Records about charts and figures
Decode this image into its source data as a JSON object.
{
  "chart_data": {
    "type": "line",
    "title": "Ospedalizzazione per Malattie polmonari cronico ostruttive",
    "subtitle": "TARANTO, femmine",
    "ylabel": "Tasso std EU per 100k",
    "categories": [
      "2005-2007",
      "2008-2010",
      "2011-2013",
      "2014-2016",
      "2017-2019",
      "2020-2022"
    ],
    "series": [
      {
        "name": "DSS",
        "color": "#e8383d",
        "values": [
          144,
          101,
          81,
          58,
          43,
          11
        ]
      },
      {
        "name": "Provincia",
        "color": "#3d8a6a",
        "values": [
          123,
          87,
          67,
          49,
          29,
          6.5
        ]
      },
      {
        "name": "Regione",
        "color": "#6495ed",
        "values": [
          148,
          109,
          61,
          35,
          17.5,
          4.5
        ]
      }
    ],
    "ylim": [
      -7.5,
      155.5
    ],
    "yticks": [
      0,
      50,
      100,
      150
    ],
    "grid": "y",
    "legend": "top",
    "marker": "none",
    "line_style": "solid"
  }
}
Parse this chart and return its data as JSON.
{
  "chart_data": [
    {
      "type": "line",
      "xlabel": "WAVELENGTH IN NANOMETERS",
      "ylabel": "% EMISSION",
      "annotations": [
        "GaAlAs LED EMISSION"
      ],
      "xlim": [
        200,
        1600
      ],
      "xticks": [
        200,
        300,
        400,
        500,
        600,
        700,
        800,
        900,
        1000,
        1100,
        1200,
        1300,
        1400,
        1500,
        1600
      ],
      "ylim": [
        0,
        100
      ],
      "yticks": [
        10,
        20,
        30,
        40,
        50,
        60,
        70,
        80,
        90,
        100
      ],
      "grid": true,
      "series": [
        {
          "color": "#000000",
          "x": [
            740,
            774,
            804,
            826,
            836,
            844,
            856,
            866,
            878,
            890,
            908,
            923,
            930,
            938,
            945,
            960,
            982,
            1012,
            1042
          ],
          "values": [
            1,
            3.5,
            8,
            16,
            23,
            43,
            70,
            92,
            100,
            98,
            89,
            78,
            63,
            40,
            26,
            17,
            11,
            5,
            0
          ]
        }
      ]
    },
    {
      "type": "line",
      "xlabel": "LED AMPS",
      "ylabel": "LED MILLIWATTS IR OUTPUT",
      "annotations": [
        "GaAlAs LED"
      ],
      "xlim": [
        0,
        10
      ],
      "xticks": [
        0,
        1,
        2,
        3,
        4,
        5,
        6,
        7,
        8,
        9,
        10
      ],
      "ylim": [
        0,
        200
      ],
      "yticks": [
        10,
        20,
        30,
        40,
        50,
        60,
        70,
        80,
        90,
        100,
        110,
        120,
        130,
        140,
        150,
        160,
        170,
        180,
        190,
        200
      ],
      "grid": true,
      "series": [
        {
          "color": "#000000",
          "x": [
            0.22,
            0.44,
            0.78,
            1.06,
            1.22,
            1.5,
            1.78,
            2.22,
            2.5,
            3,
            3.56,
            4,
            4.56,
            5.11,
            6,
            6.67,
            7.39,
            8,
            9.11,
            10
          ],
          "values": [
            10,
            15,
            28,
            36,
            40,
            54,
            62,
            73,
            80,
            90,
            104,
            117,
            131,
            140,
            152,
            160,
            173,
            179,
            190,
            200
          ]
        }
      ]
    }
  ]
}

**AIM**: Recopy the whole listing exactly.

**OUTPUT FOR THIS TASK**:
Decode this image into its source data as a JSON object.
{
  "chart_data": {
    "type": "line",
    "title": "Ospedalizzazione per Malattie polmonari cronico ostruttive",
    "subtitle": "TARANTO, femmine",
    "ylabel": "Tasso std EU per 100k",
    "categories": [
      "2005-2007",
      "2008-2010",
      "2011-2013",
      "2014-2016",
      "2017-2019",
      "2020-2022"
    ],
    "series": [
      {
        "name": "DSS",
        "color": "#e8383d",
        "values": [
          144,
          101,
          81,
          58,
          43,
          11
        ]
      },
      {
        "name": "Provincia",
        "color": "#3d8a6a",
        "values": [
          123,
          87,
          67,
          49,
          29,
          6.5
        ]
      },
      {
        "name": "Regione",
        "color": "#6495ed",
        "values": [
          148,
          109,
          61,
          35,
          17.5,
          4.5
        ]
      }
    ],
    "ylim": [
      -7.5,
      155.5
    ],
    "yticks": [
      0,
      50,
      100,
      150
    ],
    "grid": "y",
    "legend": "top",
    "marker": "none",
    "line_style": "solid"
  }
}
Parse this chart and return its data as JSON.
{
  "chart_data": [
    {
      "type": "line",
      "xlabel": "WAVELENGTH IN NANOMETERS",
      "ylabel": "% EMISSION",
      "annotations": [
        "GaAlAs LED EMISSION"
      ],
      "xlim": [
        200,
        1600
      ],
      "xticks": [
        200,
        300,
        400,
        500,
        600,
        700,
        800,
        900,
        1000,
        1100,
        1200,
        1300,
        1400,
        1500,
        1600
      ],
      "ylim": [
        0,
        100
      ],
      "yticks": [
        10,
        20,
        30,
        40,
        50,
        60,
        70,
        80,
        90,
        100
      ],
      "grid": true,
      "series": [
        {
          "color": "#000000",
          "x": [
            740,
            774,
            804,
            826,
            836,
            844,
            856,
            866,
            878,
            890,
            908,
            923,
            930,
            938,
            945,
            960,
            982,
            1012,
            1042
          ],
          "values": [
            1,
            3.5,
            8,
            16,
            23,
            43,
            70,
            92,
            100,
            98,
            89,
            78,
            63,
            40,
            26,
            17,
            11,
            5,
            0
          ]
        }
      ]
    },
    {
      "type": "line",
      "xlabel": "LED AMPS",
      "ylabel": "LED MILLIWATTS IR OUTPUT",
      "annotations": [
        "GaAlAs LED"
      ],
      "xlim": [
        0,
        10
      ],
      "xticks": [
        0,
        1,
        2,
        3,
        4,
        5,
        6,
        7,
        8,
        9,
        10
      ],
      "ylim": [
        0,
        200
      ],
      "yticks": [
        10,
        20,
        30,
        40,
        50,
        60,
        70,
        80,
        90,
        100,
        110,
        120,
        130,
        140,
        150,
        160,
        170,
        180,
        190,
        200
      ],
      "grid": true,
      "series": [
        {
          "color": "#000000",
          "x": [
            0.22,
            0.44,
            0.78,
            1.06,
            1.22,
            1.5,
            1.78,
            2.22,
            2.5,
            3,
            3.56,
            4,
            4.56,
            5.11,
            6,
            6.67,
            7.39,
            8,
            9.11,
            10
          ],
          "values": [
            10,
            15,
            28,
            36,
            40,
            54,
            62,
            73,
            80,
            90,
            104,
            117,
            131,
            140,
            152,
            160,
            173,
            179,
            190,
            200
          ]
        }
      ]
    }
  ]
}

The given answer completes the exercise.